_Problem statement:_ Extract all lines that hold "subtitle" from the records below.

>> START

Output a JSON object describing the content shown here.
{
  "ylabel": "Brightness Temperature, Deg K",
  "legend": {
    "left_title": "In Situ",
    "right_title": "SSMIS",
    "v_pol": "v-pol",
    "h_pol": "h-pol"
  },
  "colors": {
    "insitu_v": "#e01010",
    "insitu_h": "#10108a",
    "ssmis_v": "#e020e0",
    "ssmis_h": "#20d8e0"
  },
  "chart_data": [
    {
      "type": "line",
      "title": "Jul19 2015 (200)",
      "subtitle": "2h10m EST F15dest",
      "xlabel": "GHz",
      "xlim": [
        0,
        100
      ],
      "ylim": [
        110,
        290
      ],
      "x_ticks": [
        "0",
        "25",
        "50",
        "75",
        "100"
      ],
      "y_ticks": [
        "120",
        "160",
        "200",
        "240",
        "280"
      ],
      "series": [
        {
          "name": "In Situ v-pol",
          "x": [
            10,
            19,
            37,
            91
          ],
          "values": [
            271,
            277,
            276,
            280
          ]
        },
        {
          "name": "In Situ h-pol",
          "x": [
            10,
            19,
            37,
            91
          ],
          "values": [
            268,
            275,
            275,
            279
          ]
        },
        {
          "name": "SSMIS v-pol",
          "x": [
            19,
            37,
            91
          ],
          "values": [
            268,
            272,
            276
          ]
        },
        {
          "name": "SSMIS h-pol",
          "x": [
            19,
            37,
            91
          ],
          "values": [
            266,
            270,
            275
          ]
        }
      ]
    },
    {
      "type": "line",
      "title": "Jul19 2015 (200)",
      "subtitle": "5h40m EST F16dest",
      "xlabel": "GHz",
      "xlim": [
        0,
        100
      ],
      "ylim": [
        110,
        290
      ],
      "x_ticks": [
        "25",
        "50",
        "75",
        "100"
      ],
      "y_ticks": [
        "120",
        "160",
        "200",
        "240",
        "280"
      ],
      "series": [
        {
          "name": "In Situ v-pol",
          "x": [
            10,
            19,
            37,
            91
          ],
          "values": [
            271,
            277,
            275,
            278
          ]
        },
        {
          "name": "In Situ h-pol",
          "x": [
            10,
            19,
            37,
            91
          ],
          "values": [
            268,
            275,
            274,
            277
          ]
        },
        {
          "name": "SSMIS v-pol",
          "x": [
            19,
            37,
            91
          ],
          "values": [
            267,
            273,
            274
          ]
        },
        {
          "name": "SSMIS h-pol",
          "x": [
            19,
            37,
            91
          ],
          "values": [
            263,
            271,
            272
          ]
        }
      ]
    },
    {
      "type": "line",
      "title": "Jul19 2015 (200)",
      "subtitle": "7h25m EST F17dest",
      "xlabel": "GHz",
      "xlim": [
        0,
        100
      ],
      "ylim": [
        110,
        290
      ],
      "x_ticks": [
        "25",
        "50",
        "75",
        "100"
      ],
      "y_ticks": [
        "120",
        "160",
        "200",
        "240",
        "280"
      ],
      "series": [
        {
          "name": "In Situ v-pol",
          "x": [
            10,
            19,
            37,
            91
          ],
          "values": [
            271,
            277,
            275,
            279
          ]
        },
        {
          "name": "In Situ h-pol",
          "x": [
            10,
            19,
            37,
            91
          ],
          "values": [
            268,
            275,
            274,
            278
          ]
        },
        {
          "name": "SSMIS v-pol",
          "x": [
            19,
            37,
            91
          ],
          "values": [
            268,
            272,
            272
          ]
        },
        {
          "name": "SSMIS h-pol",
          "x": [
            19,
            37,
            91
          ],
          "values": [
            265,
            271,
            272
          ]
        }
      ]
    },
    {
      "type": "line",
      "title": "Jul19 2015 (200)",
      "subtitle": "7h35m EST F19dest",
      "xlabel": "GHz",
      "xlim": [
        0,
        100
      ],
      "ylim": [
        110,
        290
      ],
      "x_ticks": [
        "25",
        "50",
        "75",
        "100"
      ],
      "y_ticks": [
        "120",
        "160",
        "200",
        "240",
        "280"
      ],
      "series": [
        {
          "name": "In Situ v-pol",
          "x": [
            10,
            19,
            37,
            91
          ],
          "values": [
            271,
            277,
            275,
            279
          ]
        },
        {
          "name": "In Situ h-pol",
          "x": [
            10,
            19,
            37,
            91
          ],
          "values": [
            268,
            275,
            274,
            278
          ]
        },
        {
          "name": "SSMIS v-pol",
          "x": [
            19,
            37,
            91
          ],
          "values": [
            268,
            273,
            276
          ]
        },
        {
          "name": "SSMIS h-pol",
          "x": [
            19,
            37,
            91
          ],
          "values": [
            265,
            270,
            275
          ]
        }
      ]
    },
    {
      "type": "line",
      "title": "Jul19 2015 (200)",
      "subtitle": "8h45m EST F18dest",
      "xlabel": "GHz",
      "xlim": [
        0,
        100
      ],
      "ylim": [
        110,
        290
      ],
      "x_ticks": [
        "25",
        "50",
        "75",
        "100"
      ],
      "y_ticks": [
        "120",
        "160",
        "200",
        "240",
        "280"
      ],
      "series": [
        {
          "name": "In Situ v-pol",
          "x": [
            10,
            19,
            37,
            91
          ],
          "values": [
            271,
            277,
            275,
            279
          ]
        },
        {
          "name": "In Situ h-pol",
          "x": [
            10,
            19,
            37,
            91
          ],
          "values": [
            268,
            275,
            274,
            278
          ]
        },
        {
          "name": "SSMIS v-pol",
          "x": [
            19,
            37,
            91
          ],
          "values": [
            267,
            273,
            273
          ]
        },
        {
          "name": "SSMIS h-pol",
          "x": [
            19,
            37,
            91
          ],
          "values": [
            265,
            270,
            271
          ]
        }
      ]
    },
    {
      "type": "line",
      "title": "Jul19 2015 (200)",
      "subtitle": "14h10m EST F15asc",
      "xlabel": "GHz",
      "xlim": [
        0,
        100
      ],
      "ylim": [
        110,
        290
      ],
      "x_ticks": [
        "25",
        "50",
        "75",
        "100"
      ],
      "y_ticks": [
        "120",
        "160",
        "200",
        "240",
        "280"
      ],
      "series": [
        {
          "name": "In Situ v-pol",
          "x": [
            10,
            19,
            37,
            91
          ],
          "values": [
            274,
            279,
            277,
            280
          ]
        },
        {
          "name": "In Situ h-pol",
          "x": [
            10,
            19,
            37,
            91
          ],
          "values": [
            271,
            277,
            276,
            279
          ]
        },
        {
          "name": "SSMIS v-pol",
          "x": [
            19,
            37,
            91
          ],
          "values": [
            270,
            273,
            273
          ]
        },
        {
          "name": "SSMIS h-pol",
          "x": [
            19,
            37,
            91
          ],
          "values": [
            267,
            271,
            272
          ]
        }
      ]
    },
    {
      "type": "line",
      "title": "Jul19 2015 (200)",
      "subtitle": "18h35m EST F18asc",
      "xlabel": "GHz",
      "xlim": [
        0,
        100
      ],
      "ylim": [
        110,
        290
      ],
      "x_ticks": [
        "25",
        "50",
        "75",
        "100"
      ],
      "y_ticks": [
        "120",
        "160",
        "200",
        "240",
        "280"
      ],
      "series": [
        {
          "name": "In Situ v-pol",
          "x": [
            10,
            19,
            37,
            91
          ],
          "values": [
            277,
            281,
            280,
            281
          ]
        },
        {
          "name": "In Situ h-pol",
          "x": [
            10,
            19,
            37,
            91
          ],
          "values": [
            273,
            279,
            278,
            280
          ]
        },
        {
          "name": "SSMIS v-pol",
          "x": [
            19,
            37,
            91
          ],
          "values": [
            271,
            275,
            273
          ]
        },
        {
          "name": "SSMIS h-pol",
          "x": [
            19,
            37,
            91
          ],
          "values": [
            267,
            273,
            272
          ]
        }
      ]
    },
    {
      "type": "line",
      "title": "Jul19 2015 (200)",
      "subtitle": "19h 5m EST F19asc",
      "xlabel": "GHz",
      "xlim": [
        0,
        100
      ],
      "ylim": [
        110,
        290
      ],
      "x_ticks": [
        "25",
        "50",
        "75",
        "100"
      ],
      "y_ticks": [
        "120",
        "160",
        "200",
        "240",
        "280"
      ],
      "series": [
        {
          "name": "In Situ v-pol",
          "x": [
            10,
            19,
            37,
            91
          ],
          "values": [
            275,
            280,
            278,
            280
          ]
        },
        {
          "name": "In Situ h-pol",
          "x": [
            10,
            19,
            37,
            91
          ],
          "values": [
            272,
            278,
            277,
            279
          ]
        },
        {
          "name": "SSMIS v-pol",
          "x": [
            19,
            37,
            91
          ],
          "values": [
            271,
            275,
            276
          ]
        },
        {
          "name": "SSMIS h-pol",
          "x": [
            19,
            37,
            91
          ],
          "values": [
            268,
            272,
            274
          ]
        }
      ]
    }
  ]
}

>> END

_Full answer:_
      "subtitle": "2h10m EST F15dest",
      "subtitle": "5h40m EST F16dest",
      "subtitle": "7h25m EST F17dest",
      "subtitle": "7h35m EST F19dest",
      "subtitle": "8h45m EST F18dest",
      "subtitle": "14h10m EST F15asc",
      "subtitle": "18h35m EST F18asc",
      "subtitle": "19h 5m EST F19asc",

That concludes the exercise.